AIM: Exactly repeat the material, dropping every picture from the copy.

(Collected data entries)
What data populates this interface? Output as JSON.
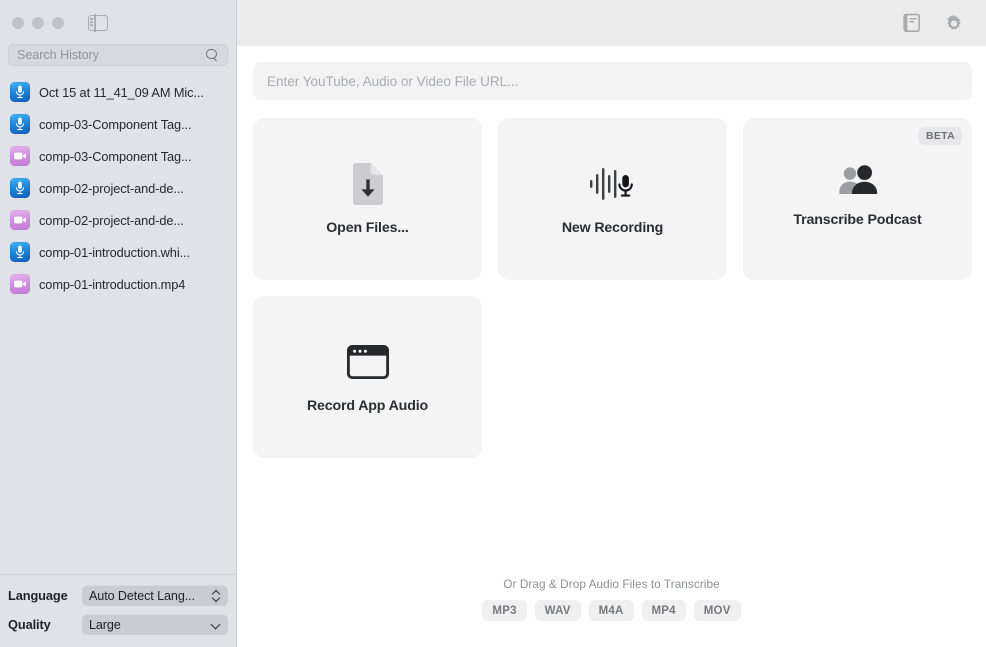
{
  "window": {
    "traffic_lights": [
      "close",
      "minimize",
      "zoom"
    ],
    "sidebar_toggle_icon": "sidebar-toggle-icon"
  },
  "sidebar": {
    "search": {
      "placeholder": "Search History",
      "value": "",
      "icon": "search-icon"
    },
    "history": [
      {
        "label": "Oct 15 at 11_41_09 AM Mic...",
        "type": "audio",
        "icon": "microphone-file-icon"
      },
      {
        "label": "comp-03-Component Tag...",
        "type": "audio",
        "icon": "microphone-file-icon"
      },
      {
        "label": "comp-03-Component Tag...",
        "type": "video",
        "icon": "video-file-icon"
      },
      {
        "label": "comp-02-project-and-de...",
        "type": "audio",
        "icon": "microphone-file-icon"
      },
      {
        "label": "comp-02-project-and-de...",
        "type": "video",
        "icon": "video-file-icon"
      },
      {
        "label": "comp-01-introduction.whi...",
        "type": "audio",
        "icon": "microphone-file-icon"
      },
      {
        "label": "comp-01-introduction.mp4",
        "type": "video",
        "icon": "video-file-icon"
      }
    ],
    "footer": {
      "language_label": "Language",
      "language_value": "Auto Detect Lang...",
      "quality_label": "Quality",
      "quality_value": "Large"
    }
  },
  "toolbar": {
    "library_icon": "book-icon",
    "settings_icon": "gear-icon"
  },
  "main": {
    "url_input": {
      "placeholder": "Enter YouTube, Audio or Video File URL...",
      "value": ""
    },
    "cards": [
      {
        "label": "Open Files...",
        "icon": "document-download-icon",
        "badge": ""
      },
      {
        "label": "New Recording",
        "icon": "waveform-microphone-icon",
        "badge": ""
      },
      {
        "label": "Transcribe Podcast",
        "icon": "two-people-icon",
        "badge": "BETA"
      },
      {
        "label": "Record App Audio",
        "icon": "app-window-icon",
        "badge": ""
      }
    ],
    "drop_hint": "Or Drag & Drop Audio Files to Transcribe",
    "formats": [
      "MP3",
      "WAV",
      "M4A",
      "MP4",
      "MOV"
    ]
  },
  "colors": {
    "sidebar_bg": "#dfe3e8",
    "toolbar_bg": "#ebebeb",
    "card_bg": "#f4f4f5",
    "audio_icon": "#1f86d8",
    "video_icon": "#d18ce0",
    "text_primary": "#2a2d31",
    "text_muted": "#8d9095"
  }
}
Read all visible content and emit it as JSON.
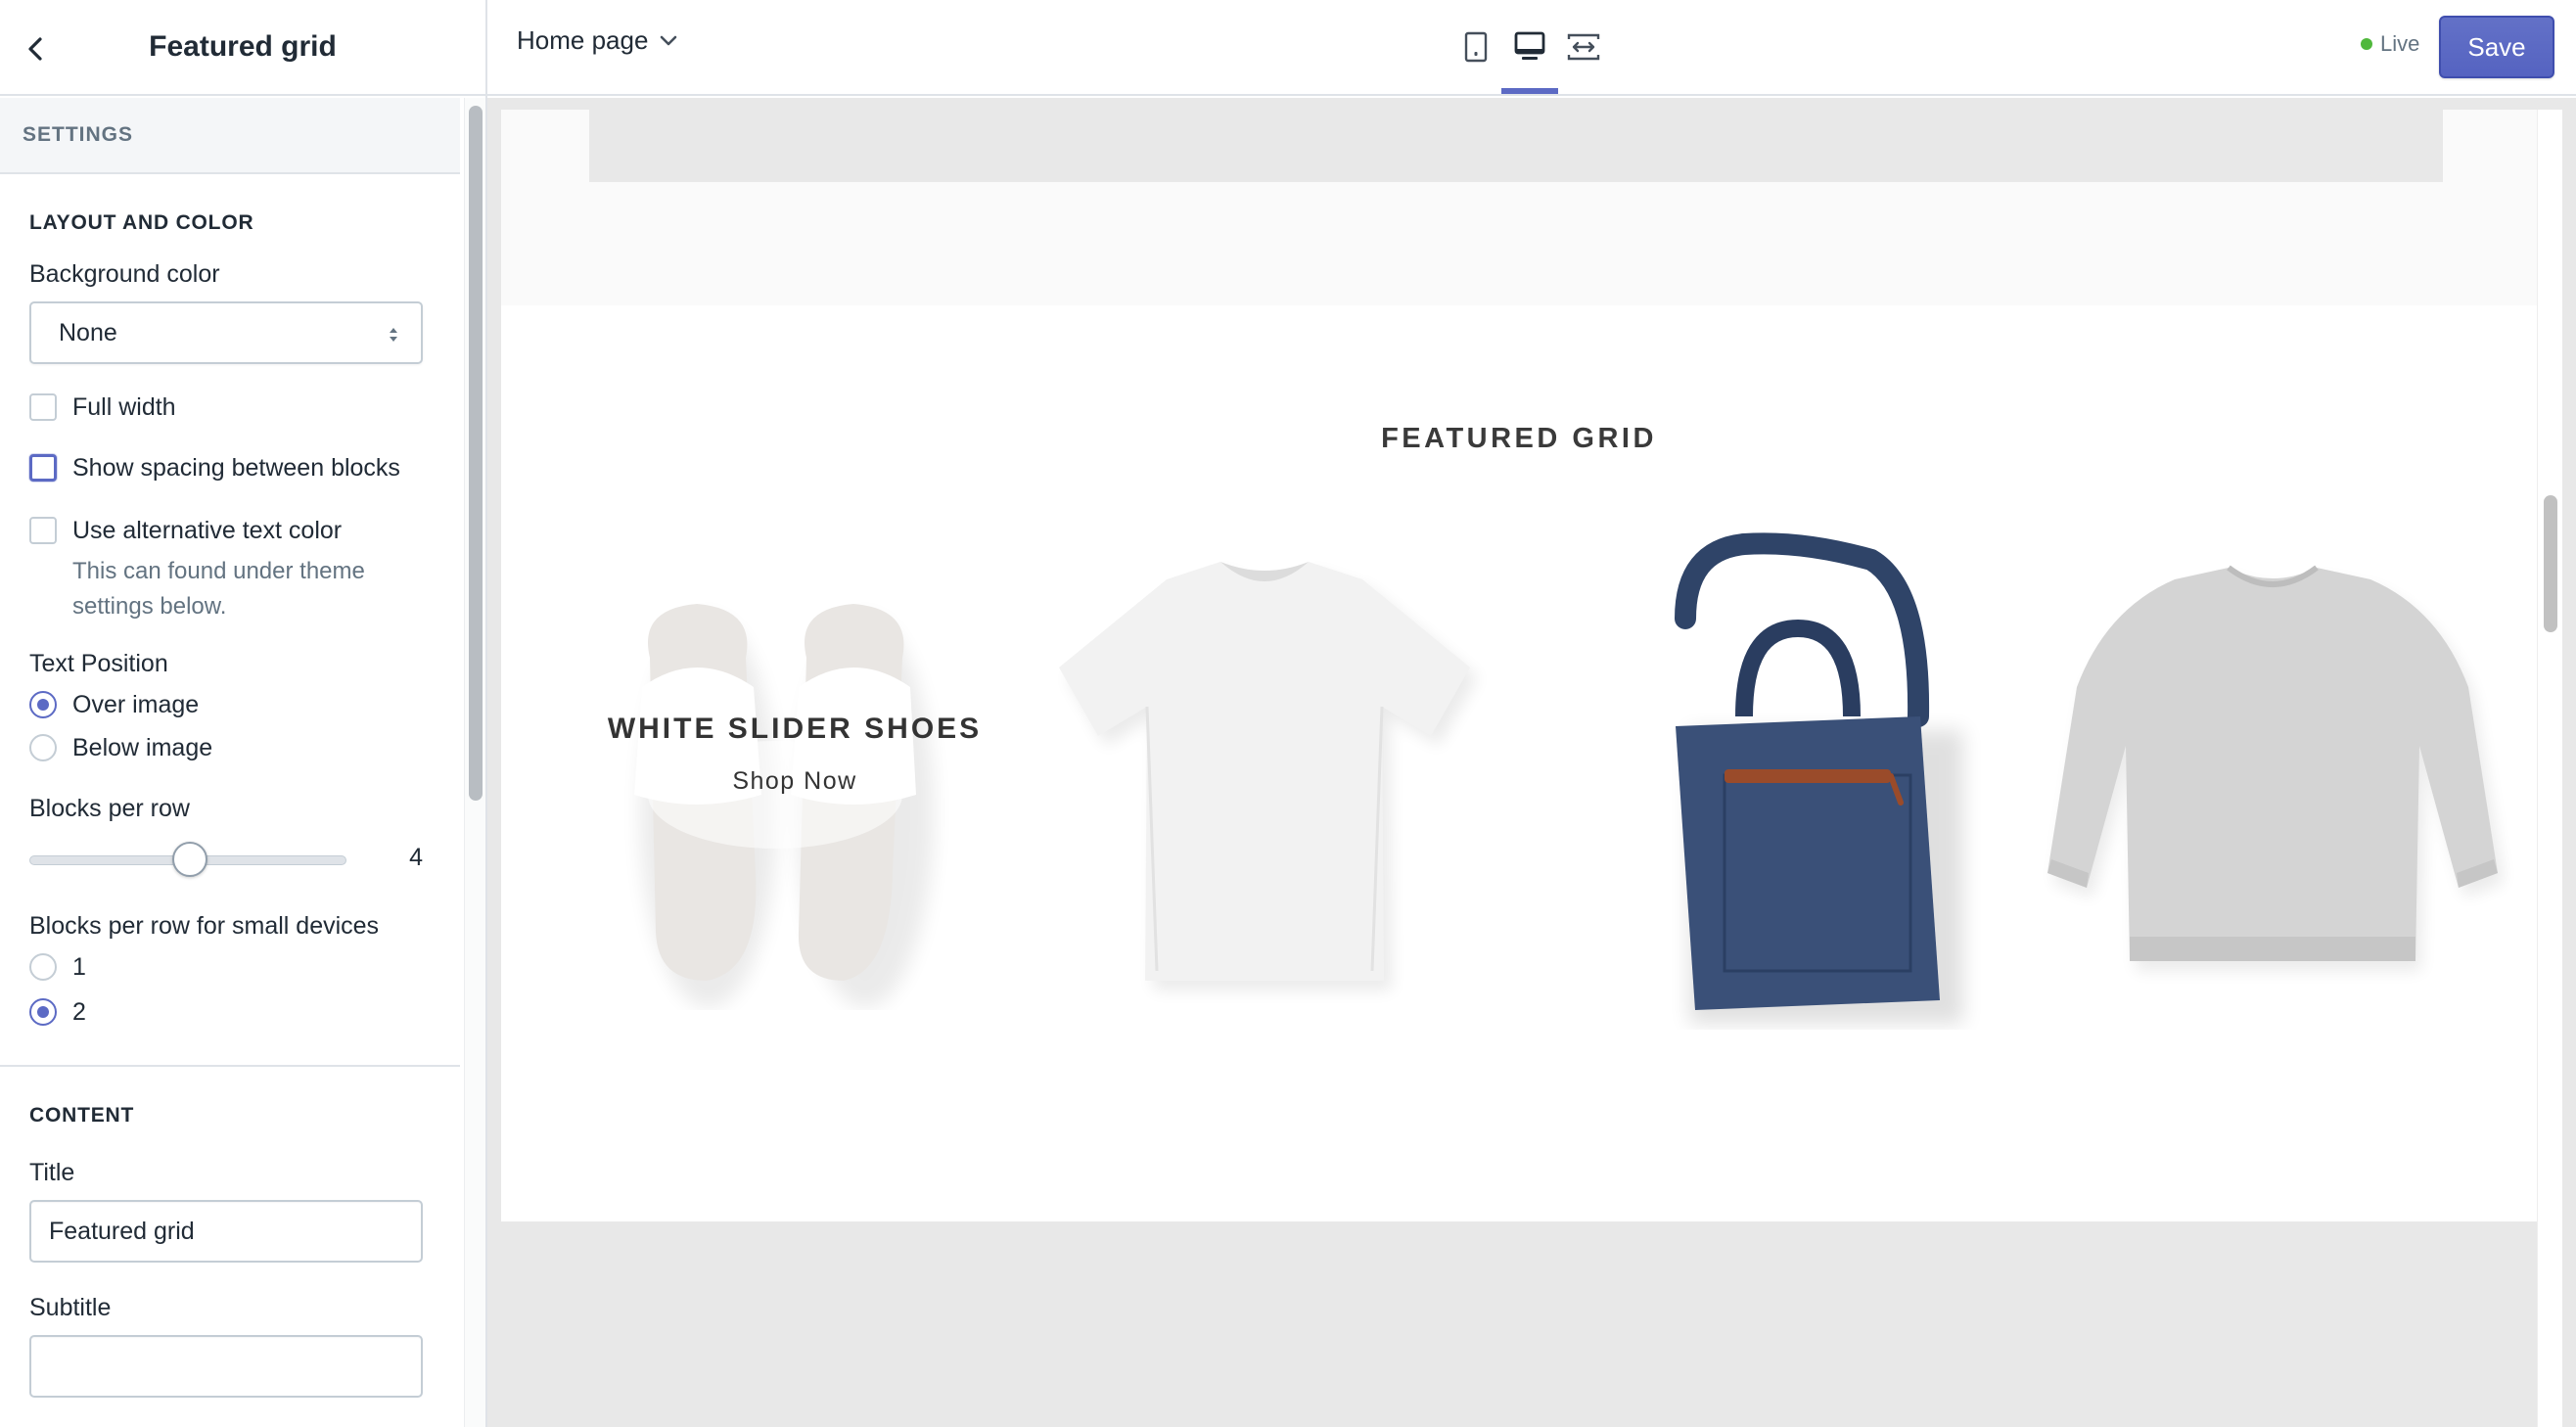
{
  "sidebar": {
    "title": "Featured grid",
    "settings_label": "SETTINGS",
    "layout_section": {
      "heading": "LAYOUT AND COLOR",
      "background_color_label": "Background color",
      "background_color_value": "None",
      "full_width_label": "Full width",
      "show_spacing_label": "Show spacing between blocks",
      "alt_text_color_label": "Use alternative text color",
      "alt_text_color_help": "This can found under theme settings below.",
      "text_position_label": "Text Position",
      "text_position_options": [
        "Over image",
        "Below image"
      ],
      "text_position_selected": "Over image",
      "blocks_per_row_label": "Blocks per row",
      "blocks_per_row_value": "4",
      "blocks_per_row_fraction": 0.5,
      "small_devices_label": "Blocks per row for small devices",
      "small_devices_options": [
        "1",
        "2"
      ],
      "small_devices_selected": "2"
    },
    "content_section": {
      "heading": "CONTENT",
      "title_label": "Title",
      "title_value": "Featured grid",
      "subtitle_label": "Subtitle",
      "subtitle_value": ""
    }
  },
  "topbar": {
    "page_picker": "Home page",
    "status": "Live",
    "save_label": "Save",
    "devices": [
      "mobile-icon",
      "desktop-icon",
      "fullscreen-icon"
    ],
    "active_device": "desktop-icon"
  },
  "preview": {
    "section_title": "FEATURED GRID",
    "products": [
      {
        "name": "white-slider-shoes",
        "overlay_title": "WHITE SLIDER SHOES",
        "overlay_link": "Shop Now"
      },
      {
        "name": "white-t-shirt"
      },
      {
        "name": "navy-tote-bag"
      },
      {
        "name": "grey-sweatshirt"
      }
    ]
  },
  "colors": {
    "accent": "#5c6ac4",
    "live_dot": "#50b83c",
    "border": "#dfe3e8",
    "muted_text": "#637381"
  }
}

WRITTEN RESPONSE:
What data populates this interface? Output as JSON.
{
  "window": {
    "traffic_lights": [
      "close",
      "minimize",
      "zoom"
    ],
    "sidebar_toggle_icon": "sidebar-toggle-icon"
  },
  "sidebar": {
    "search": {
      "placeholder": "Search History",
      "value": "",
      "icon": "search-icon"
    },
    "history": [
      {
        "label": "Oct 15 at 11_41_09 AM Mic...",
        "type": "audio",
        "icon": "microphone-file-icon"
      },
      {
        "label": "comp-03-Component Tag...",
        "type": "audio",
        "icon": "microphone-file-icon"
      },
      {
        "label": "comp-03-Component Tag...",
        "type": "video",
        "icon": "video-file-icon"
      },
      {
        "label": "comp-02-project-and-de...",
        "type": "audio",
        "icon": "microphone-file-icon"
      },
      {
        "label": "comp-02-project-and-de...",
        "type": "video",
        "icon": "video-file-icon"
      },
      {
        "label": "comp-01-introduction.whi...",
        "type": "audio",
        "icon": "microphone-file-icon"
      },
      {
        "label": "comp-01-introduction.mp4",
        "type": "video",
        "icon": "video-file-icon"
      }
    ],
    "footer": {
      "language_label": "Language",
      "language_value": "Auto Detect Lang...",
      "quality_label": "Quality",
      "quality_value": "Large"
    }
  },
  "toolbar": {
    "library_icon": "book-icon",
    "settings_icon": "gear-icon"
  },
  "main": {
    "url_input": {
      "placeholder": "Enter YouTube, Audio or Video File URL...",
      "value": ""
    },
    "cards": [
      {
        "label": "Open Files...",
        "icon": "document-download-icon",
        "badge": ""
      },
      {
        "label": "New Recording",
        "icon": "waveform-microphone-icon",
        "badge": ""
      },
      {
        "label": "Transcribe Podcast",
        "icon": "two-people-icon",
        "badge": "BETA"
      },
      {
        "label": "Record App Audio",
        "icon": "app-window-icon",
        "badge": ""
      }
    ],
    "drop_hint": "Or Drag & Drop Audio Files to Transcribe",
    "formats": [
      "MP3",
      "WAV",
      "M4A",
      "MP4",
      "MOV"
    ]
  },
  "colors": {
    "sidebar_bg": "#dfe3e8",
    "toolbar_bg": "#ebebeb",
    "card_bg": "#f4f4f5",
    "audio_icon": "#1f86d8",
    "video_icon": "#d18ce0",
    "text_primary": "#2a2d31",
    "text_muted": "#8d9095"
  }
}
Read all visible content and emit it as JSON.
{
  "sidebar": {
    "title": "Featured grid",
    "settings_label": "SETTINGS",
    "layout_section": {
      "heading": "LAYOUT AND COLOR",
      "background_color_label": "Background color",
      "background_color_value": "None",
      "full_width_label": "Full width",
      "show_spacing_label": "Show spacing between blocks",
      "alt_text_color_label": "Use alternative text color",
      "alt_text_color_help": "This can found under theme settings below.",
      "text_position_label": "Text Position",
      "text_position_options": [
        "Over image",
        "Below image"
      ],
      "text_position_selected": "Over image",
      "blocks_per_row_label": "Blocks per row",
      "blocks_per_row_value": "4",
      "blocks_per_row_fraction": 0.5,
      "small_devices_label": "Blocks per row for small devices",
      "small_devices_options": [
        "1",
        "2"
      ],
      "small_devices_selected": "2"
    },
    "content_section": {
      "heading": "CONTENT",
      "title_label": "Title",
      "title_value": "Featured grid",
      "subtitle_label": "Subtitle",
      "subtitle_value": ""
    }
  },
  "topbar": {
    "page_picker": "Home page",
    "status": "Live",
    "save_label": "Save",
    "devices": [
      "mobile-icon",
      "desktop-icon",
      "fullscreen-icon"
    ],
    "active_device": "desktop-icon"
  },
  "preview": {
    "section_title": "FEATURED GRID",
    "products": [
      {
        "name": "white-slider-shoes",
        "overlay_title": "WHITE SLIDER SHOES",
        "overlay_link": "Shop Now"
      },
      {
        "name": "white-t-shirt"
      },
      {
        "name": "navy-tote-bag"
      },
      {
        "name": "grey-sweatshirt"
      }
    ]
  },
  "colors": {
    "accent": "#5c6ac4",
    "live_dot": "#50b83c",
    "border": "#dfe3e8",
    "muted_text": "#637381"
  }
}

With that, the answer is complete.